_Aim of the exercise_: Extract each line holding the word "Chaldeans" from the entries.

[Stored dataset items]

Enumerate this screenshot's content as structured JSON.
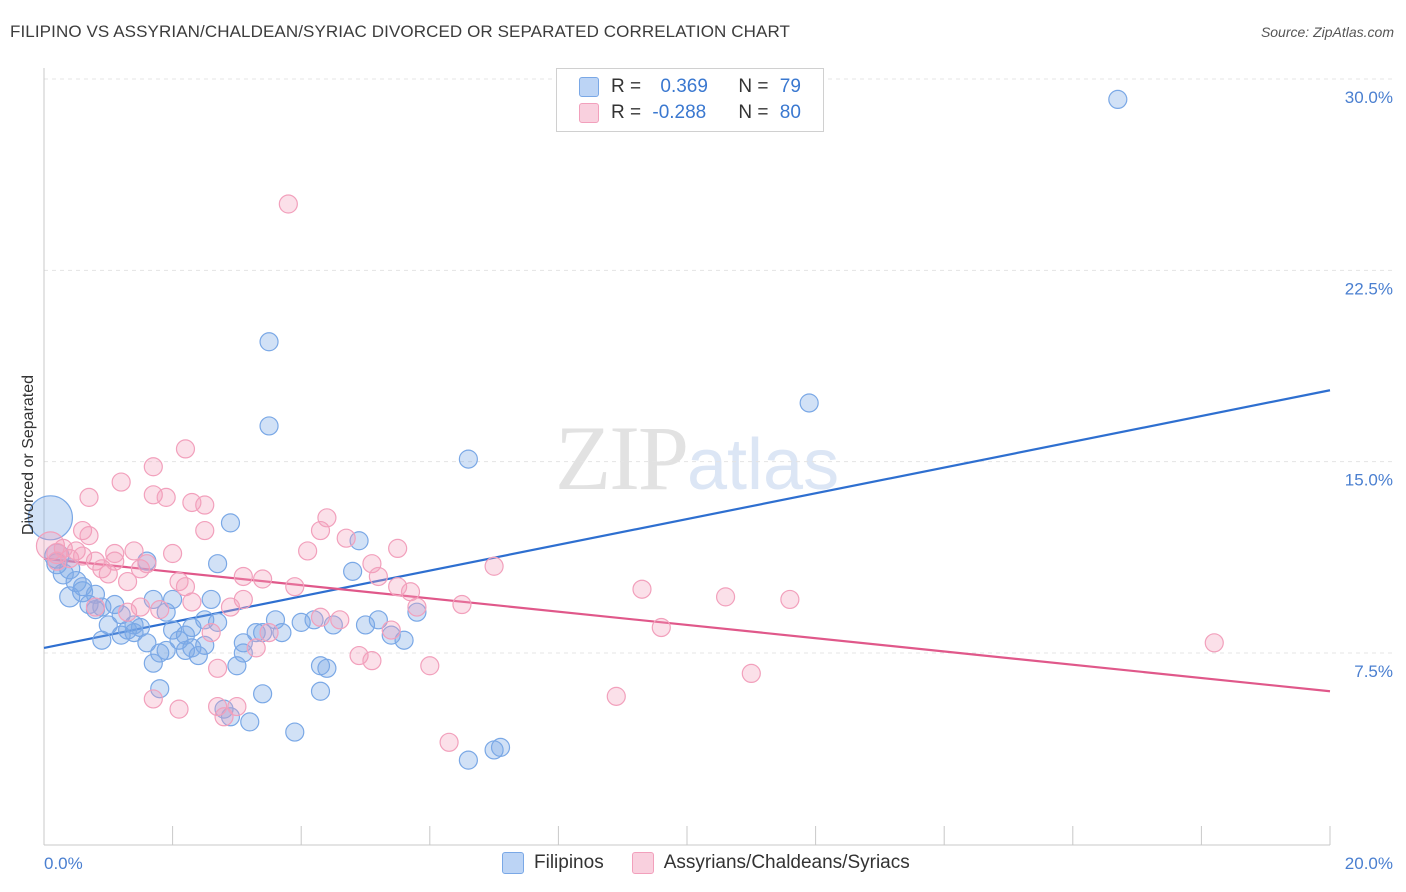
{
  "title": "FILIPINO VS ASSYRIAN/CHALDEAN/SYRIAC DIVORCED OR SEPARATED CORRELATION CHART",
  "source": "Source: ZipAtlas.com",
  "watermark": {
    "zip": "ZIP",
    "atlas": "atlas"
  },
  "legend": {
    "rows": [
      {
        "r_label": "R = ",
        "r_value": "0.369",
        "n_label": "N = ",
        "n_value": "79",
        "color": "#7aa8e6"
      },
      {
        "r_label": "R = ",
        "r_value": "-0.288",
        "n_label": "N = ",
        "n_value": "80",
        "color": "#f2a0bc"
      }
    ]
  },
  "bottom_legend": [
    {
      "label": "Filipinos",
      "color": "#7aa8e6"
    },
    {
      "label": "Assyrians/Chaldeans/Syriacs",
      "color": "#f2a0bc"
    }
  ],
  "chart_data": {
    "type": "scatter",
    "title": "FILIPINO VS ASSYRIAN/CHALDEAN/SYRIAC DIVORCED OR SEPARATED CORRELATION CHART",
    "xlabel": "",
    "ylabel": "Divorced or Separated",
    "xlim": [
      0,
      20
    ],
    "ylim": [
      0,
      30
    ],
    "x_tick_labels": [
      "0.0%",
      "20.0%"
    ],
    "y_ticks": [
      7.5,
      15.0,
      22.5,
      30.0
    ],
    "y_tick_labels": [
      "7.5%",
      "15.0%",
      "22.5%",
      "30.0%"
    ],
    "grid": true,
    "legend_position": "top-center",
    "series": [
      {
        "name": "Filipinos",
        "color": "#7aa8e6",
        "line_color": "#2e6fd0",
        "trend": {
          "x": [
            0,
            20
          ],
          "y": [
            7.7,
            17.8
          ]
        },
        "points": [
          [
            0.1,
            12.8,
            22
          ],
          [
            0.2,
            11.3,
            12
          ],
          [
            0.2,
            11.0,
            10
          ],
          [
            0.3,
            10.6,
            10
          ],
          [
            0.4,
            10.8,
            10
          ],
          [
            0.4,
            9.7,
            10
          ],
          [
            0.5,
            10.3,
            10
          ],
          [
            0.6,
            9.9,
            10
          ],
          [
            0.6,
            10.1,
            9
          ],
          [
            0.7,
            9.4,
            9
          ],
          [
            0.8,
            9.8,
            9
          ],
          [
            0.8,
            9.2,
            9
          ],
          [
            0.9,
            8.0,
            9
          ],
          [
            0.9,
            9.3,
            9
          ],
          [
            1.0,
            8.6,
            9
          ],
          [
            1.1,
            9.4,
            9
          ],
          [
            1.2,
            8.2,
            9
          ],
          [
            1.2,
            9.0,
            9
          ],
          [
            1.3,
            8.4,
            9
          ],
          [
            1.4,
            8.6,
            9
          ],
          [
            1.4,
            8.3,
            9
          ],
          [
            1.5,
            8.5,
            9
          ],
          [
            1.6,
            7.9,
            9
          ],
          [
            1.6,
            11.1,
            9
          ],
          [
            1.7,
            7.1,
            9
          ],
          [
            1.7,
            9.6,
            9
          ],
          [
            1.8,
            6.1,
            9
          ],
          [
            1.8,
            7.5,
            9
          ],
          [
            1.9,
            7.6,
            9
          ],
          [
            1.9,
            9.1,
            9
          ],
          [
            2.0,
            8.4,
            9
          ],
          [
            2.0,
            9.6,
            9
          ],
          [
            2.1,
            8.0,
            9
          ],
          [
            2.2,
            7.6,
            9
          ],
          [
            2.2,
            8.2,
            9
          ],
          [
            2.3,
            8.5,
            9
          ],
          [
            2.3,
            7.7,
            9
          ],
          [
            2.4,
            7.4,
            9
          ],
          [
            2.5,
            8.8,
            9
          ],
          [
            2.5,
            7.8,
            9
          ],
          [
            2.6,
            9.6,
            9
          ],
          [
            2.7,
            11.0,
            9
          ],
          [
            2.7,
            8.7,
            9
          ],
          [
            2.8,
            5.3,
            9
          ],
          [
            2.9,
            5.0,
            9
          ],
          [
            2.9,
            12.6,
            9
          ],
          [
            3.0,
            7.0,
            9
          ],
          [
            3.1,
            7.5,
            9
          ],
          [
            3.1,
            7.9,
            9
          ],
          [
            3.2,
            4.8,
            9
          ],
          [
            3.3,
            8.3,
            9
          ],
          [
            3.4,
            5.9,
            9
          ],
          [
            3.4,
            8.3,
            9
          ],
          [
            3.5,
            19.7,
            9
          ],
          [
            3.5,
            16.4,
            9
          ],
          [
            3.6,
            8.8,
            9
          ],
          [
            3.7,
            8.3,
            9
          ],
          [
            3.9,
            4.4,
            9
          ],
          [
            4.0,
            8.7,
            9
          ],
          [
            4.2,
            8.8,
            9
          ],
          [
            4.3,
            7.0,
            9
          ],
          [
            4.3,
            6.0,
            9
          ],
          [
            4.4,
            6.9,
            9
          ],
          [
            4.5,
            8.6,
            9
          ],
          [
            4.8,
            10.7,
            9
          ],
          [
            4.9,
            11.9,
            9
          ],
          [
            5.0,
            8.6,
            9
          ],
          [
            5.2,
            8.8,
            9
          ],
          [
            5.4,
            8.2,
            9
          ],
          [
            5.6,
            8.0,
            9
          ],
          [
            5.8,
            9.1,
            9
          ],
          [
            6.6,
            15.1,
            9
          ],
          [
            6.6,
            3.3,
            9
          ],
          [
            7.0,
            3.7,
            9
          ],
          [
            7.1,
            3.8,
            9
          ],
          [
            11.9,
            17.3,
            9
          ],
          [
            16.7,
            29.2,
            9
          ]
        ]
      },
      {
        "name": "Assyrians/Chaldeans/Syriacs",
        "color": "#f2a0bc",
        "line_color": "#e0588a",
        "trend": {
          "x": [
            0,
            20
          ],
          "y": [
            11.2,
            6.0
          ]
        },
        "points": [
          [
            0.1,
            11.7,
            14
          ],
          [
            0.2,
            11.4,
            10
          ],
          [
            0.2,
            11.1,
            9
          ],
          [
            0.3,
            11.6,
            9
          ],
          [
            0.4,
            11.2,
            9
          ],
          [
            0.5,
            11.5,
            9
          ],
          [
            0.6,
            11.3,
            9
          ],
          [
            0.6,
            12.3,
            9
          ],
          [
            0.7,
            12.1,
            9
          ],
          [
            0.7,
            13.6,
            9
          ],
          [
            0.8,
            11.1,
            9
          ],
          [
            0.8,
            9.3,
            9
          ],
          [
            0.9,
            10.8,
            9
          ],
          [
            1.0,
            10.6,
            9
          ],
          [
            1.1,
            11.1,
            9
          ],
          [
            1.1,
            11.4,
            9
          ],
          [
            1.2,
            14.2,
            9
          ],
          [
            1.3,
            10.3,
            9
          ],
          [
            1.3,
            9.1,
            9
          ],
          [
            1.4,
            11.5,
            9
          ],
          [
            1.5,
            10.8,
            9
          ],
          [
            1.5,
            9.3,
            9
          ],
          [
            1.6,
            11.0,
            9
          ],
          [
            1.7,
            5.7,
            9
          ],
          [
            1.7,
            13.7,
            9
          ],
          [
            1.7,
            14.8,
            9
          ],
          [
            1.8,
            9.2,
            9
          ],
          [
            1.9,
            13.6,
            9
          ],
          [
            2.0,
            11.4,
            9
          ],
          [
            2.1,
            5.3,
            9
          ],
          [
            2.1,
            10.3,
            9
          ],
          [
            2.2,
            10.1,
            9
          ],
          [
            2.2,
            15.5,
            9
          ],
          [
            2.3,
            9.5,
            9
          ],
          [
            2.3,
            13.4,
            9
          ],
          [
            2.5,
            12.3,
            9
          ],
          [
            2.5,
            13.3,
            9
          ],
          [
            2.6,
            8.3,
            9
          ],
          [
            2.7,
            5.4,
            9
          ],
          [
            2.7,
            6.9,
            9
          ],
          [
            2.8,
            5.0,
            9
          ],
          [
            2.9,
            9.3,
            9
          ],
          [
            3.0,
            5.4,
            9
          ],
          [
            3.1,
            9.6,
            9
          ],
          [
            3.1,
            10.5,
            9
          ],
          [
            3.3,
            7.7,
            9
          ],
          [
            3.4,
            10.4,
            9
          ],
          [
            3.5,
            8.3,
            9
          ],
          [
            3.8,
            25.1,
            9
          ],
          [
            3.9,
            10.1,
            9
          ],
          [
            4.1,
            11.5,
            9
          ],
          [
            4.3,
            8.9,
            9
          ],
          [
            4.3,
            12.3,
            9
          ],
          [
            4.4,
            12.8,
            9
          ],
          [
            4.6,
            8.8,
            9
          ],
          [
            4.7,
            12.0,
            9
          ],
          [
            4.9,
            7.4,
            9
          ],
          [
            5.1,
            7.2,
            9
          ],
          [
            5.1,
            11.0,
            9
          ],
          [
            5.2,
            10.5,
            9
          ],
          [
            5.4,
            8.4,
            9
          ],
          [
            5.5,
            11.6,
            9
          ],
          [
            5.5,
            10.1,
            9
          ],
          [
            5.7,
            9.9,
            9
          ],
          [
            5.8,
            9.3,
            9
          ],
          [
            6.0,
            7.0,
            9
          ],
          [
            6.3,
            4.0,
            9
          ],
          [
            6.5,
            9.4,
            9
          ],
          [
            7.0,
            10.9,
            9
          ],
          [
            8.9,
            5.8,
            9
          ],
          [
            9.3,
            10.0,
            9
          ],
          [
            9.6,
            8.5,
            9
          ],
          [
            10.6,
            9.7,
            9
          ],
          [
            11.0,
            6.7,
            9
          ],
          [
            11.6,
            9.6,
            9
          ],
          [
            18.2,
            7.9,
            9
          ]
        ]
      }
    ]
  }
}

_Expected output_:
      "label": "Assyrians/Chaldeans/Syriacs",
        "name": "Assyrians/Chaldeans/Syriacs",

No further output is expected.